- DATASET EXCERPTS -
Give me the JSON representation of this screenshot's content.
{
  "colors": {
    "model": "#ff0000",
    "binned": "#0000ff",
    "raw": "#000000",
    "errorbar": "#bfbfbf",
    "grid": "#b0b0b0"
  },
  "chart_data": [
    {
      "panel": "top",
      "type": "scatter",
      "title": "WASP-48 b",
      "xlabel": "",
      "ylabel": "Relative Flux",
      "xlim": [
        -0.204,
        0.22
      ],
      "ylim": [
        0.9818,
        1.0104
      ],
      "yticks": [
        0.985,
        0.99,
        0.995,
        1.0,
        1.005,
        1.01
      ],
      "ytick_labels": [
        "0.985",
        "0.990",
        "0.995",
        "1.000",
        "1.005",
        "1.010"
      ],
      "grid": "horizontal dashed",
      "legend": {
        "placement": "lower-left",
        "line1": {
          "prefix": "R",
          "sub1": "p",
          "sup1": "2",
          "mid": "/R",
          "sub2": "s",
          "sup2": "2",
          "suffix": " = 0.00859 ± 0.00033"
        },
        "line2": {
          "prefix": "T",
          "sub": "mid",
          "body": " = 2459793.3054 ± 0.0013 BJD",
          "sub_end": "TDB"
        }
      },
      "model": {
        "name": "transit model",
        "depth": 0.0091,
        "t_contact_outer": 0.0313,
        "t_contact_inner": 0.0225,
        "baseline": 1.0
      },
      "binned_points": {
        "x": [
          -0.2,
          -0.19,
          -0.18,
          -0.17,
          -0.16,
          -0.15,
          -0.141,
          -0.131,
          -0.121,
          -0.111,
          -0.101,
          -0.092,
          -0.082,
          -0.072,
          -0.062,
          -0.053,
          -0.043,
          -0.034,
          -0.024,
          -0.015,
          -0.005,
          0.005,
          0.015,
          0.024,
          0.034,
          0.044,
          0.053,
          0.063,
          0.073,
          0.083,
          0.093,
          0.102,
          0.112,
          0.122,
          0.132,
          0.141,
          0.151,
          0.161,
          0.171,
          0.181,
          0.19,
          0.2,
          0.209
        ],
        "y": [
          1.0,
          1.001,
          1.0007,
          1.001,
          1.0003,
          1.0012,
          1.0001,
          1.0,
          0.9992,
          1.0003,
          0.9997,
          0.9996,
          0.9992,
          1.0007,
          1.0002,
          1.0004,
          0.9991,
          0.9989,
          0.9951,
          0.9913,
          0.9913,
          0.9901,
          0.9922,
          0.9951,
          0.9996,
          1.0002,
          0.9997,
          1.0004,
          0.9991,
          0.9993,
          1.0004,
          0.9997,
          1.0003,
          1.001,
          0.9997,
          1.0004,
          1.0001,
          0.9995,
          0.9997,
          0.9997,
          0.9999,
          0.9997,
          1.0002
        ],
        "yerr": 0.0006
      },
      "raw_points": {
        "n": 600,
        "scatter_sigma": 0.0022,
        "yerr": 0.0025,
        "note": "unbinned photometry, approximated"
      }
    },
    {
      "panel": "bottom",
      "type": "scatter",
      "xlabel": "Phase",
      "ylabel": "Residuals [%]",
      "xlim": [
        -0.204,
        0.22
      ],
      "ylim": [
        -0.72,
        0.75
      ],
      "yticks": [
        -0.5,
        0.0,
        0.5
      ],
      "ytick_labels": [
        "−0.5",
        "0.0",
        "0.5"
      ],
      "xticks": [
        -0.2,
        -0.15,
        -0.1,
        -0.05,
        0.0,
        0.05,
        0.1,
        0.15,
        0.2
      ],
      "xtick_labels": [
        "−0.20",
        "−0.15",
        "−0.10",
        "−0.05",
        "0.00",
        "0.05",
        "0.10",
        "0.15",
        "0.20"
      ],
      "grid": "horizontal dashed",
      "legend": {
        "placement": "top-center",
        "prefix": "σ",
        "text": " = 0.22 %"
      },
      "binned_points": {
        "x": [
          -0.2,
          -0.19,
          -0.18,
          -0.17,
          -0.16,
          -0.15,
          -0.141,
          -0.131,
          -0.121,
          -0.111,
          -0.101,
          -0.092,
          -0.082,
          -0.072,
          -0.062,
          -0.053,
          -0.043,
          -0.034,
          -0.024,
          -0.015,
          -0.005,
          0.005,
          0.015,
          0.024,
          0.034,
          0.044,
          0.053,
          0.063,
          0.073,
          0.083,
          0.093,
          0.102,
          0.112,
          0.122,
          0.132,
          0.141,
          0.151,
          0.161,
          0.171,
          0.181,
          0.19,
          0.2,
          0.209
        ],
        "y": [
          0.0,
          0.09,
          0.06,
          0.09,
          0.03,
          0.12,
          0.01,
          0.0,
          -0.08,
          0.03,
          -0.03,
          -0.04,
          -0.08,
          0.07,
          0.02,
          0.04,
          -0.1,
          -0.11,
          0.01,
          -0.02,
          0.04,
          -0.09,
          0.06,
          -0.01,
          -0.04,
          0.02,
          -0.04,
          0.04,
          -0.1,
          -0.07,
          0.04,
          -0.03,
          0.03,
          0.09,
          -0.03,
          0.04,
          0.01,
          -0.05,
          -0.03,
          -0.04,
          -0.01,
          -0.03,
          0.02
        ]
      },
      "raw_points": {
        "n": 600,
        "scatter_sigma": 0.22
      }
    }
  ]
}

- GIVEN EXERCISE -
Using the material above, print every entry exactly as written.

- COMPLETE RESPONSE -
Give me the JSON representation of this screenshot's content.
{
  "colors": {
    "model": "#ff0000",
    "binned": "#0000ff",
    "raw": "#000000",
    "errorbar": "#bfbfbf",
    "grid": "#b0b0b0"
  },
  "chart_data": [
    {
      "panel": "top",
      "type": "scatter",
      "title": "WASP-48 b",
      "xlabel": "",
      "ylabel": "Relative Flux",
      "xlim": [
        -0.204,
        0.22
      ],
      "ylim": [
        0.9818,
        1.0104
      ],
      "yticks": [
        0.985,
        0.99,
        0.995,
        1.0,
        1.005,
        1.01
      ],
      "ytick_labels": [
        "0.985",
        "0.990",
        "0.995",
        "1.000",
        "1.005",
        "1.010"
      ],
      "grid": "horizontal dashed",
      "legend": {
        "placement": "lower-left",
        "line1": {
          "prefix": "R",
          "sub1": "p",
          "sup1": "2",
          "mid": "/R",
          "sub2": "s",
          "sup2": "2",
          "suffix": " = 0.00859 ± 0.00033"
        },
        "line2": {
          "prefix": "T",
          "sub": "mid",
          "body": " = 2459793.3054 ± 0.0013 BJD",
          "sub_end": "TDB"
        }
      },
      "model": {
        "name": "transit model",
        "depth": 0.0091,
        "t_contact_outer": 0.0313,
        "t_contact_inner": 0.0225,
        "baseline": 1.0
      },
      "binned_points": {
        "x": [
          -0.2,
          -0.19,
          -0.18,
          -0.17,
          -0.16,
          -0.15,
          -0.141,
          -0.131,
          -0.121,
          -0.111,
          -0.101,
          -0.092,
          -0.082,
          -0.072,
          -0.062,
          -0.053,
          -0.043,
          -0.034,
          -0.024,
          -0.015,
          -0.005,
          0.005,
          0.015,
          0.024,
          0.034,
          0.044,
          0.053,
          0.063,
          0.073,
          0.083,
          0.093,
          0.102,
          0.112,
          0.122,
          0.132,
          0.141,
          0.151,
          0.161,
          0.171,
          0.181,
          0.19,
          0.2,
          0.209
        ],
        "y": [
          1.0,
          1.001,
          1.0007,
          1.001,
          1.0003,
          1.0012,
          1.0001,
          1.0,
          0.9992,
          1.0003,
          0.9997,
          0.9996,
          0.9992,
          1.0007,
          1.0002,
          1.0004,
          0.9991,
          0.9989,
          0.9951,
          0.9913,
          0.9913,
          0.9901,
          0.9922,
          0.9951,
          0.9996,
          1.0002,
          0.9997,
          1.0004,
          0.9991,
          0.9993,
          1.0004,
          0.9997,
          1.0003,
          1.001,
          0.9997,
          1.0004,
          1.0001,
          0.9995,
          0.9997,
          0.9997,
          0.9999,
          0.9997,
          1.0002
        ],
        "yerr": 0.0006
      },
      "raw_points": {
        "n": 600,
        "scatter_sigma": 0.0022,
        "yerr": 0.0025,
        "note": "unbinned photometry, approximated"
      }
    },
    {
      "panel": "bottom",
      "type": "scatter",
      "xlabel": "Phase",
      "ylabel": "Residuals [%]",
      "xlim": [
        -0.204,
        0.22
      ],
      "ylim": [
        -0.72,
        0.75
      ],
      "yticks": [
        -0.5,
        0.0,
        0.5
      ],
      "ytick_labels": [
        "−0.5",
        "0.0",
        "0.5"
      ],
      "xticks": [
        -0.2,
        -0.15,
        -0.1,
        -0.05,
        0.0,
        0.05,
        0.1,
        0.15,
        0.2
      ],
      "xtick_labels": [
        "−0.20",
        "−0.15",
        "−0.10",
        "−0.05",
        "0.00",
        "0.05",
        "0.10",
        "0.15",
        "0.20"
      ],
      "grid": "horizontal dashed",
      "legend": {
        "placement": "top-center",
        "prefix": "σ",
        "text": " = 0.22 %"
      },
      "binned_points": {
        "x": [
          -0.2,
          -0.19,
          -0.18,
          -0.17,
          -0.16,
          -0.15,
          -0.141,
          -0.131,
          -0.121,
          -0.111,
          -0.101,
          -0.092,
          -0.082,
          -0.072,
          -0.062,
          -0.053,
          -0.043,
          -0.034,
          -0.024,
          -0.015,
          -0.005,
          0.005,
          0.015,
          0.024,
          0.034,
          0.044,
          0.053,
          0.063,
          0.073,
          0.083,
          0.093,
          0.102,
          0.112,
          0.122,
          0.132,
          0.141,
          0.151,
          0.161,
          0.171,
          0.181,
          0.19,
          0.2,
          0.209
        ],
        "y": [
          0.0,
          0.09,
          0.06,
          0.09,
          0.03,
          0.12,
          0.01,
          0.0,
          -0.08,
          0.03,
          -0.03,
          -0.04,
          -0.08,
          0.07,
          0.02,
          0.04,
          -0.1,
          -0.11,
          0.01,
          -0.02,
          0.04,
          -0.09,
          0.06,
          -0.01,
          -0.04,
          0.02,
          -0.04,
          0.04,
          -0.1,
          -0.07,
          0.04,
          -0.03,
          0.03,
          0.09,
          -0.03,
          0.04,
          0.01,
          -0.05,
          -0.03,
          -0.04,
          -0.01,
          -0.03,
          0.02
        ]
      },
      "raw_points": {
        "n": 600,
        "scatter_sigma": 0.22
      }
    }
  ]
}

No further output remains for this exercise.